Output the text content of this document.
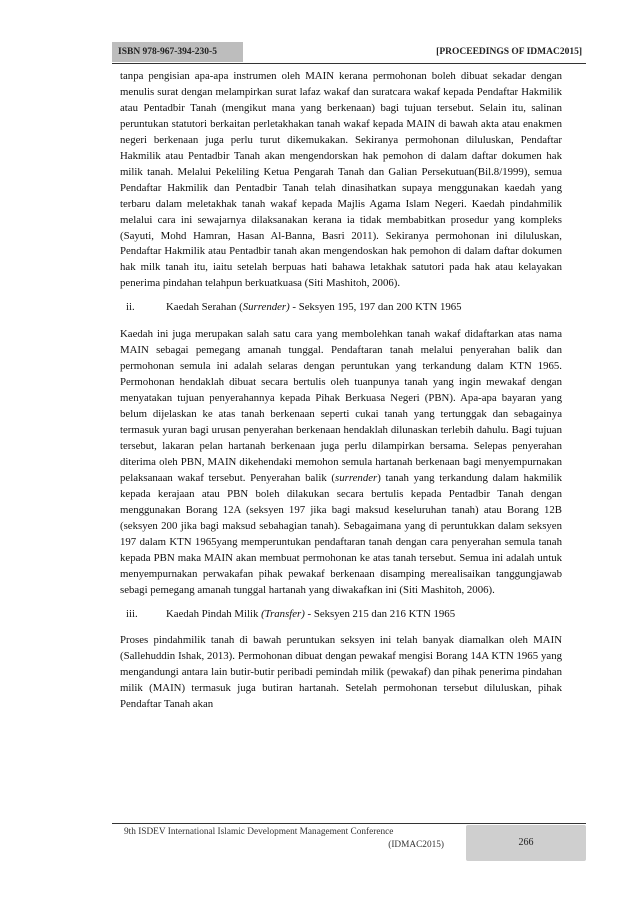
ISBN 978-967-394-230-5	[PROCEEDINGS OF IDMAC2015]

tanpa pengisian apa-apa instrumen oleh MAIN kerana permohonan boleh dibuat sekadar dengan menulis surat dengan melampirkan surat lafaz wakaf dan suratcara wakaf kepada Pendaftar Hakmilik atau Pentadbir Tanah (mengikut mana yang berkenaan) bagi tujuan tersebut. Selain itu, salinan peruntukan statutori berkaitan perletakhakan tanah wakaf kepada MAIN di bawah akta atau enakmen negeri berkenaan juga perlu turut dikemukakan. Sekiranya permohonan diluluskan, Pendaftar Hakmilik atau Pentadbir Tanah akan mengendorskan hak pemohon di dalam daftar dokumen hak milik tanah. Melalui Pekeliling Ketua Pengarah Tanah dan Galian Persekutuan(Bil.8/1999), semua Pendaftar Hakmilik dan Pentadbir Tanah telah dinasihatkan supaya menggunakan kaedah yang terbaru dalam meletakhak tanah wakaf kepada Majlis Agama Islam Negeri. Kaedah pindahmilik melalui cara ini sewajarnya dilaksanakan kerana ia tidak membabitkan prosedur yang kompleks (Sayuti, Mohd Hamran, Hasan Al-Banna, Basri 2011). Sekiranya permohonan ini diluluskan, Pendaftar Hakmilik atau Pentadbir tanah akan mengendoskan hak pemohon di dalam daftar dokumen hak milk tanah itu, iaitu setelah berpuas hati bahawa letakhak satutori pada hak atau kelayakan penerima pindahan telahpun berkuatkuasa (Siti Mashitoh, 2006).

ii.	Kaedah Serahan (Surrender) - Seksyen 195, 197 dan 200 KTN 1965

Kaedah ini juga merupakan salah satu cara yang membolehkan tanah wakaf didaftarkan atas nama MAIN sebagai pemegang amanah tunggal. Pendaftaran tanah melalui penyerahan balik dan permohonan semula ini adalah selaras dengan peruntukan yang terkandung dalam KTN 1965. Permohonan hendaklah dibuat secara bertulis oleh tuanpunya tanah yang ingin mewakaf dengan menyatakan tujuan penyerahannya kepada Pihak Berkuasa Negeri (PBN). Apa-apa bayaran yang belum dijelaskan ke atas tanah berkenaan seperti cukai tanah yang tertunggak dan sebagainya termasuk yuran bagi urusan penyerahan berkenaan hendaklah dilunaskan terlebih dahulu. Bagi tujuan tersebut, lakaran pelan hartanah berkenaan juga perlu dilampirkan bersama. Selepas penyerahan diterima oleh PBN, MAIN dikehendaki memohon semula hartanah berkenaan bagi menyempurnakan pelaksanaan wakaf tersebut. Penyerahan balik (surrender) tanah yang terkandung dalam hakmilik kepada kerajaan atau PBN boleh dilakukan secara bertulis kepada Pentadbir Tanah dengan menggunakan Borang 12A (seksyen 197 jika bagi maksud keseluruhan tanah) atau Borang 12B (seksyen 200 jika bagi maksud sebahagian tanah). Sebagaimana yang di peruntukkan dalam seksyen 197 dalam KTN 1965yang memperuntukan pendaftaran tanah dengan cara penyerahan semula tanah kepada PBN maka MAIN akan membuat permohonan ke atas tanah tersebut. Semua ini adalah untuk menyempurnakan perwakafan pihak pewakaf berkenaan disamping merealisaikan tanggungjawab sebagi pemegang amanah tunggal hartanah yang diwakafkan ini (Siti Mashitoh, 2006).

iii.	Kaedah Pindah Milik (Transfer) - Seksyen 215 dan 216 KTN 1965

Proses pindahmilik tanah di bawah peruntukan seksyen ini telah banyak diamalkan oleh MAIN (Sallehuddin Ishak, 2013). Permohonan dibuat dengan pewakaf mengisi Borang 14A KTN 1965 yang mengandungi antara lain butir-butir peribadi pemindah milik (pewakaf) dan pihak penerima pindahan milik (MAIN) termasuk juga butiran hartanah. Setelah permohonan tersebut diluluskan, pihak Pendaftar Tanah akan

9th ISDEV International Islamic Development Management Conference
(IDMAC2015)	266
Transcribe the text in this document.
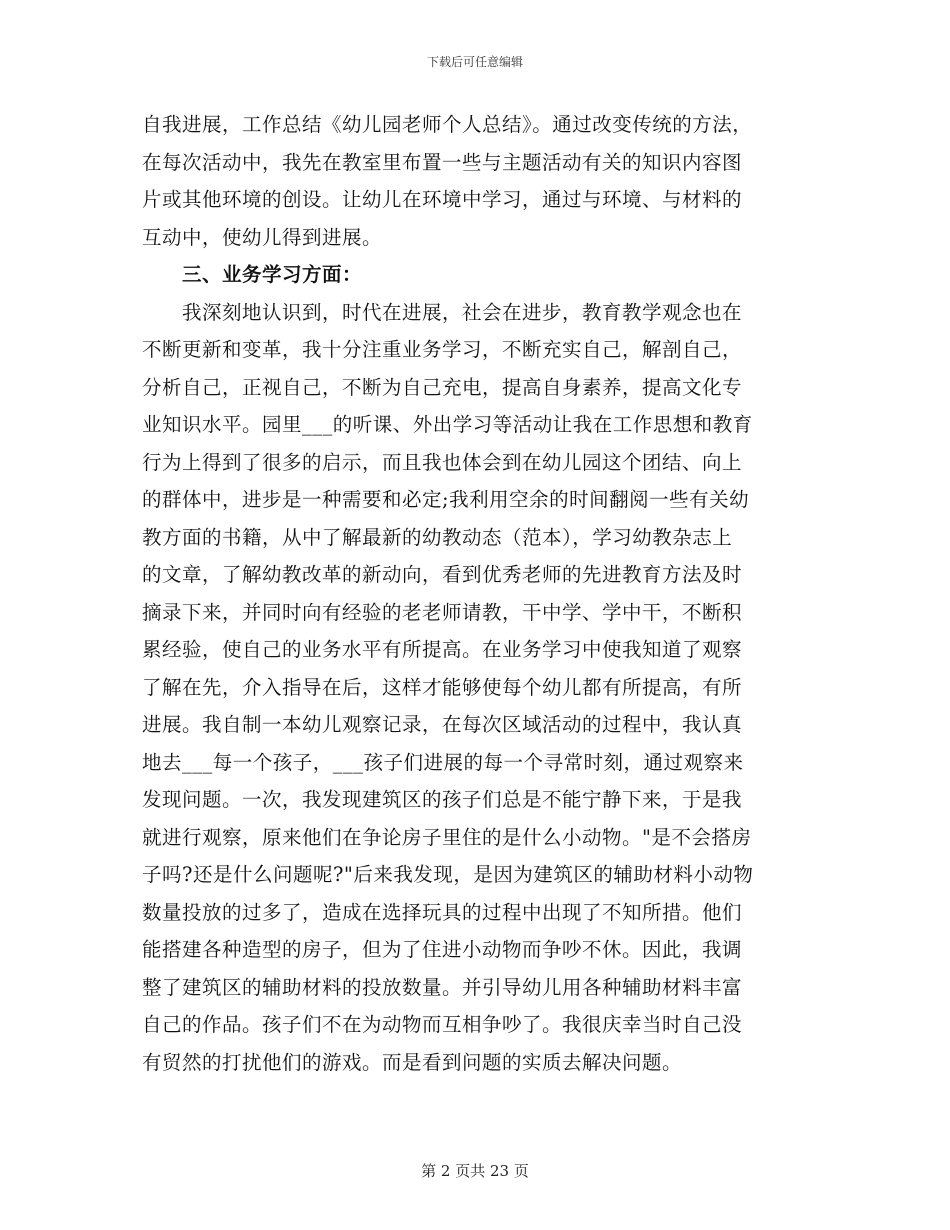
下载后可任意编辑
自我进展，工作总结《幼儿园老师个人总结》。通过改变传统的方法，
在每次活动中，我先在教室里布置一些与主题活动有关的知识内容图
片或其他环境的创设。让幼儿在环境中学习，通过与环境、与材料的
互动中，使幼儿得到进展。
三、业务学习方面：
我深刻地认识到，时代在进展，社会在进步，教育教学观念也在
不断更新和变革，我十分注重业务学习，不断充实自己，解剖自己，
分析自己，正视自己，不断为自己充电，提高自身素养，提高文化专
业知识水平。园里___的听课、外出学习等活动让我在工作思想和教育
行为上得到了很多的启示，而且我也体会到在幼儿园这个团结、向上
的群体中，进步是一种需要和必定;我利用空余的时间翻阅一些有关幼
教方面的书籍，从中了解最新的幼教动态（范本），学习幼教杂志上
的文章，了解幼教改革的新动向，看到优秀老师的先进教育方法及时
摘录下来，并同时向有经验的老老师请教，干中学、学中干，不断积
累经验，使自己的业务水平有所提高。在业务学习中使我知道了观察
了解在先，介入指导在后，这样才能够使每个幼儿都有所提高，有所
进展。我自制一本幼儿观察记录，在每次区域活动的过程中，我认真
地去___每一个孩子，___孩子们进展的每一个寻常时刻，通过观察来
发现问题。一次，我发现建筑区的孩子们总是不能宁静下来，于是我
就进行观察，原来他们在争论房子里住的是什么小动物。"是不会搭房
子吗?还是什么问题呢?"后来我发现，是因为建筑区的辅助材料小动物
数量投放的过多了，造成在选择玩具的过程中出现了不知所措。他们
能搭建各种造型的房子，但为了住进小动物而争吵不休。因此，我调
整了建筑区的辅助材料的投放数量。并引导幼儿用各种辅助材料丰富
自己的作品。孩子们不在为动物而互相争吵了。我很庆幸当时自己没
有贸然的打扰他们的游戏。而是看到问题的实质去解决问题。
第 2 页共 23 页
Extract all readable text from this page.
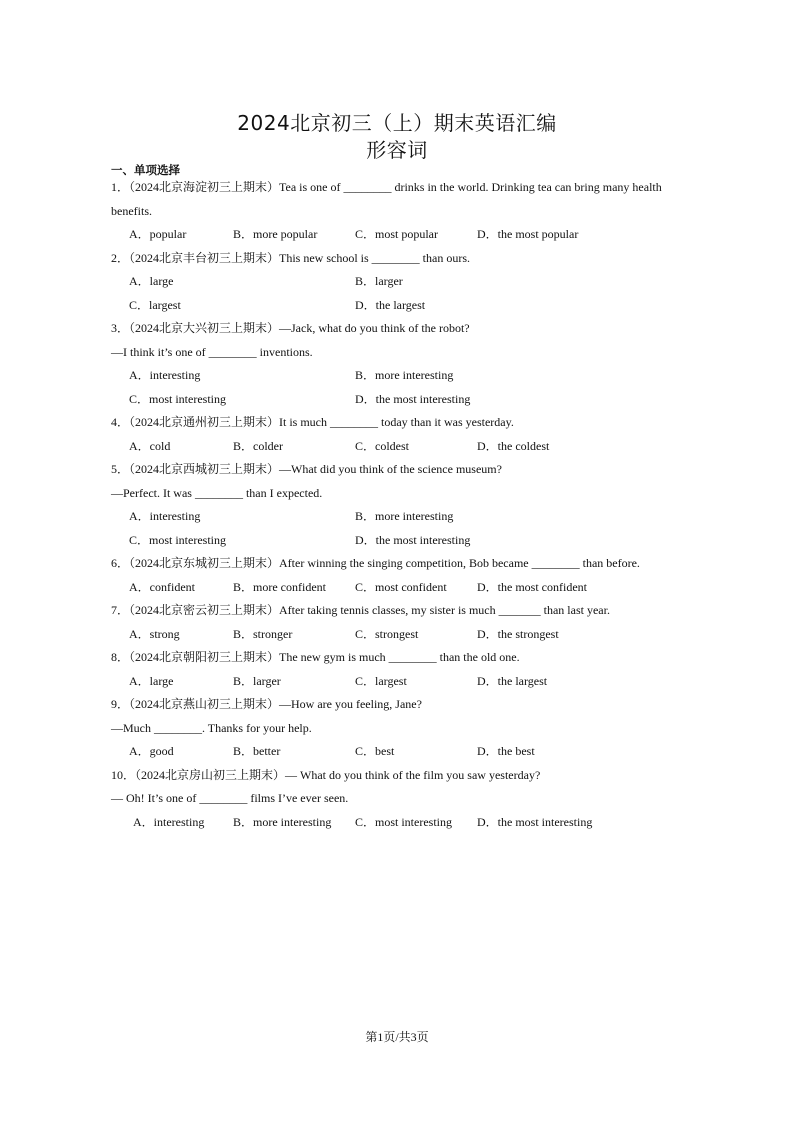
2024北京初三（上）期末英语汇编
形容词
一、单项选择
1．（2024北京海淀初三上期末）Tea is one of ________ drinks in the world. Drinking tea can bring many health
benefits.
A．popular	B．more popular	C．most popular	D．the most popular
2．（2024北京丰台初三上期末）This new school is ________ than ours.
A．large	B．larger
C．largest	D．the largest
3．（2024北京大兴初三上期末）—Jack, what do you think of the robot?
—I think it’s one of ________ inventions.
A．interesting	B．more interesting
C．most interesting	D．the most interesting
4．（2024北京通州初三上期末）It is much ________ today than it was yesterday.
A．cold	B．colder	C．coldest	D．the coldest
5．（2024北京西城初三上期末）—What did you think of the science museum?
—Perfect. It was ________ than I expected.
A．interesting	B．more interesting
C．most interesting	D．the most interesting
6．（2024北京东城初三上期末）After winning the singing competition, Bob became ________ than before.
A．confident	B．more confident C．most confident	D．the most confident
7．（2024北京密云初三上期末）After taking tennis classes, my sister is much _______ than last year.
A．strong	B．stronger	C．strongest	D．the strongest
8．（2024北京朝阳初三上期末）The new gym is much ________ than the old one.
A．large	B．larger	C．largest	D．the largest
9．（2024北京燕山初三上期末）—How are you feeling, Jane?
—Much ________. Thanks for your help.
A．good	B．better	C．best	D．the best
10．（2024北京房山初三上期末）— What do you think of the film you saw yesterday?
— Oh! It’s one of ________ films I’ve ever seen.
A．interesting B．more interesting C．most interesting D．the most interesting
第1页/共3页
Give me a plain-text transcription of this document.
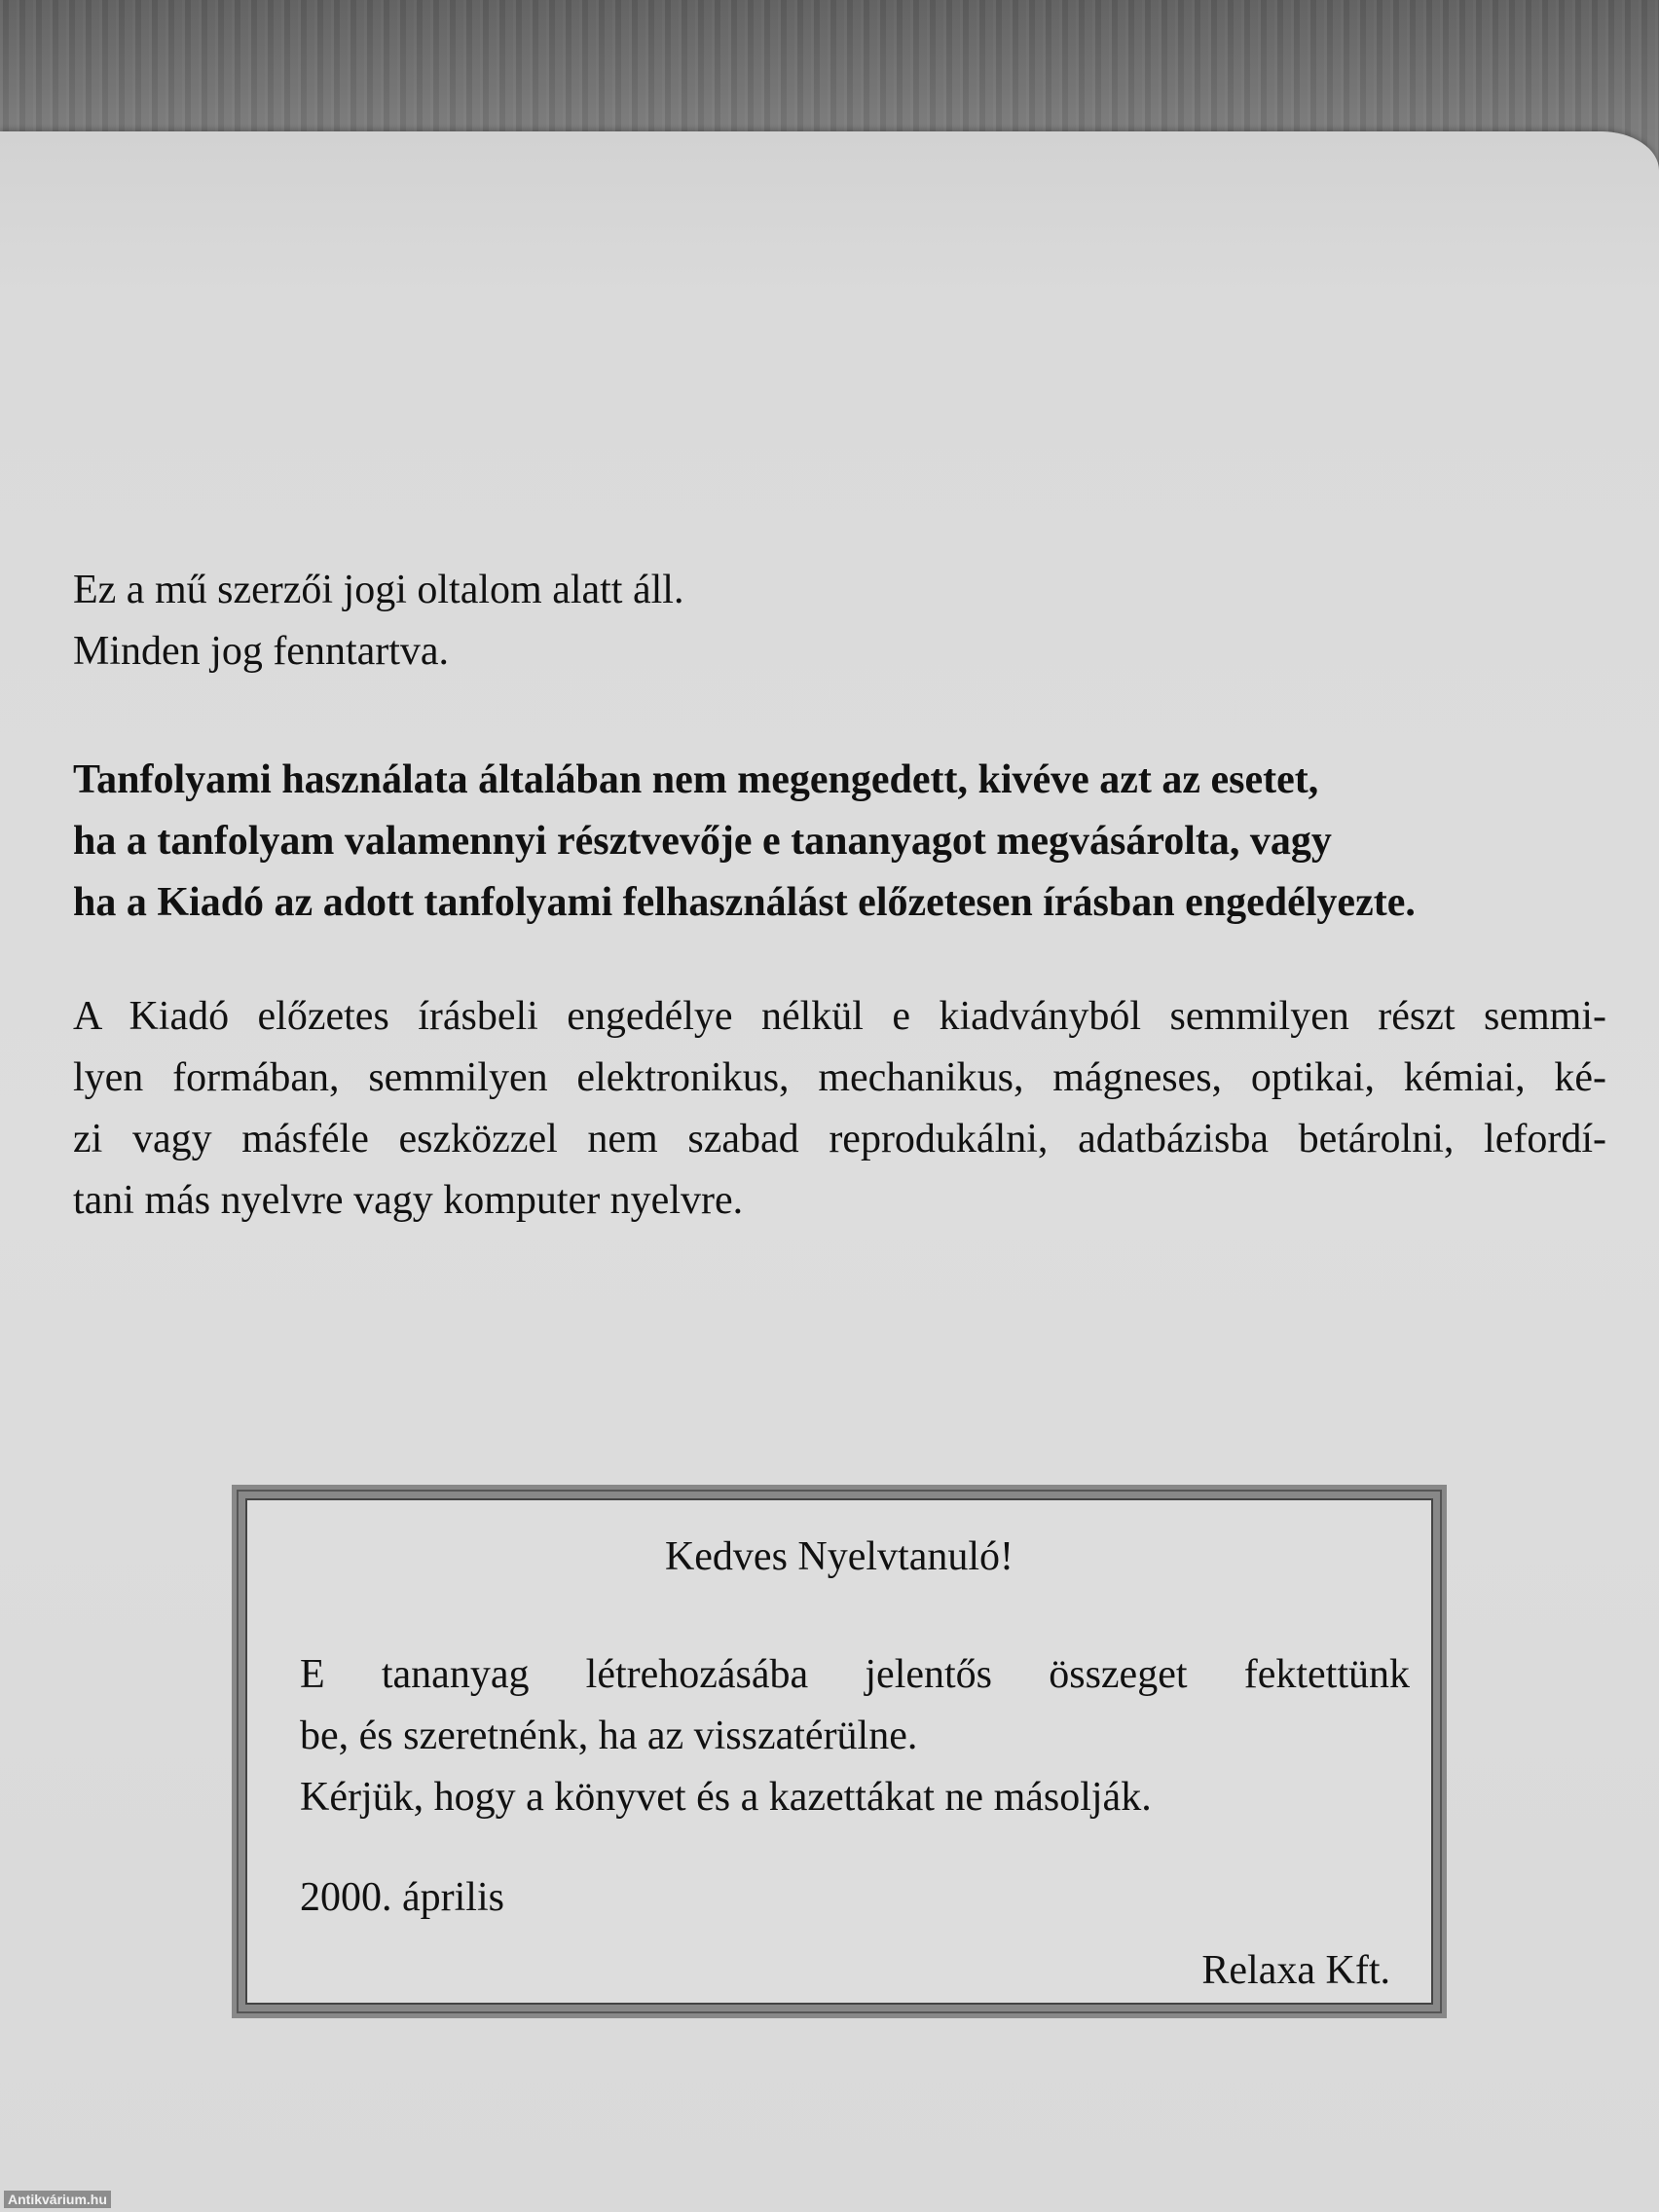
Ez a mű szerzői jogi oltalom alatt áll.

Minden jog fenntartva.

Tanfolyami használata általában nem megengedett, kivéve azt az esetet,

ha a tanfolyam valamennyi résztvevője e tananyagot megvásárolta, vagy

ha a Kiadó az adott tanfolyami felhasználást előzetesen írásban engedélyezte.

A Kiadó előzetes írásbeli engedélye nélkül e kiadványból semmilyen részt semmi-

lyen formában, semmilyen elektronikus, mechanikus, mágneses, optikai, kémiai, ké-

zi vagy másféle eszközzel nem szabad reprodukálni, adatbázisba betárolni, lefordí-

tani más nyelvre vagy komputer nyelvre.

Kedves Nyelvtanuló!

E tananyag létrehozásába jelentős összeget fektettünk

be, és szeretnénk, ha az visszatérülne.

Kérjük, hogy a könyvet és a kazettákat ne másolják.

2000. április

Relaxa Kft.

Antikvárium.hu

━━━━━━━━━━

What you are asked to do
State the number of lines in the preceding entries that include the word "Borang". Provide nothing else.

Completed task
2